Matthias Domaschk

Matthias Domaschk in Bad Frankenhausen, März 1977, ThürAZ, Sammlung / Foto Wolfgang Diete, Signatur: ThürAZ-F-DW-037.01
Matthias Domaschk in Bad Frankenhausen, März 1977, ThürAZ, Sammlung / Foto Wolfgang Diete, Signatur: ThuerAZ-F-DW-037-01

Am 12. April 1981 stirbt der 23jährige Matthias „Matz“ Domaschk in der Geraer Untersuchungshaftanstalt des Ministeriums für Staatssicherheit (MfS) – der Darstellung des MfS und aktuellen Forschungsergebnissen entsprechend handelt es sich um einen Suizid. Wie kam es dazu, dass Matthias Domaschk – wie viele andere selbstbestimmt lebende junge Menschen in der DDR – ins Visier der staatlichen Sicherheitsorgane geriet?

Geboren wird Matthias Richard Domaschk am 12. Juni 1957 in Görlitz im Bezirk Dresden. Hier wächst er mit seiner älteren Schwester Stefanie auf. Er besucht die 15. Polytechnische Oberschule (POS) und nimmt auf Wunsch seiner Mutter Ruth an der Christenlehre teil. Gleichzeitig ist er Mitglied der Pionierorganisation „Ernst Thälmann“, wird mit 11 Jahren Brigadeleiter in seiner Klasse und später Kulturverantwortlicher in der FDJ-Leitung seiner Klasse an der POS „Dr. Theodor Neubauer I“ in Jena.

1970, als er 13 Jahre ist, ziehen seine Eltern mit Matthias nach Jena-Neulobeda. Sein Vater tritt eine Stelle als Hauptabteilungsleiter beim VEB Carl Zeiss an, seine Mutter übernimmt eine Tätigkeit als Pförtnerin an der Sektion Theologie der Uni Jena. 1972 feiert Matthias seine Jugendweihe, wird in diesem Jahr aber auch konfirmiert.

Matthias (2. v. r.) bei seiner Konfirmation 1972, ThürAZ, Sammlung Matthias Domaschk, Signatur: ThuerAZ-P-DoM-K-01.09
Matthias (2. v. r.) bei seiner Konfirmation 1972, ThürAZ, Sammlung Matthias Domaschk, Signatur: ThuerAZ-P-DoM-K-01.09
Matthias Domaschk (2. v. r.) mit Freunden am Fuchsturm in Jena im April 1977, ThürAZ, Sammlung / Foto Wolfgang Diete, Signatur: ThuerAZ-F-DW-040.02
Matthias Domaschk (2. v. r.) mit Freunden am Fuchsturm in Jena im April 1977, ThürAZ, Sammlung / Foto Wolfgang Diete, Signatur: ThuerAZ-F-DW-040.02

1974 beginnt Matthias, dessen ursprünglicher Studienwunsch Geodäsie ist, eine Berufsausbildung zum Feinmechaniker mit Abitur beim VEB Carl Zeiss. Er legt das Abzeichen für gutes Wissen ab, tritt in die Deutsch-Sowjetische Freundschaft, in den Freien Deutschen Gewerkschaftsbund (FDGB) und in die Gesellschaft für Sport und Technik (GST) ein. Gleichzeitig liest er viel: J. D. Salinger, Hermann Hesse, Franz Kafka, Jack Kerouac.

• • • • • • •

■ Ziel der Aufgabe
Zähle alle Schriftsteller auf, die Matthias Domaschk laut dem Text über sein Leben liest.

■ Gegebene Daten
• • • • • • •

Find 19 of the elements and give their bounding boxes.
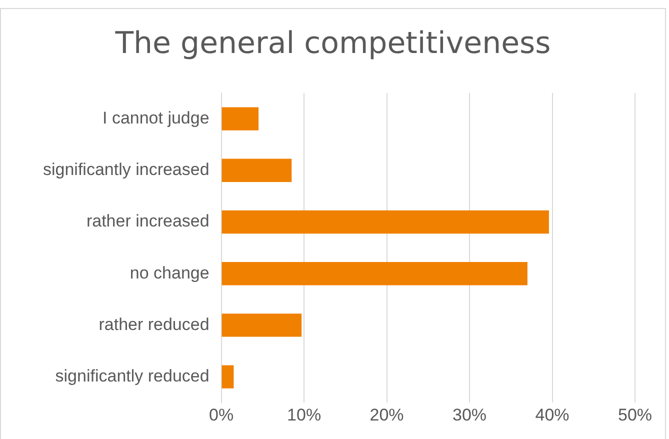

• • • • • • •

■ Ergebnis
J. D. Salinger, Hermann Hesse, Franz Kafka und Jack Kerouac.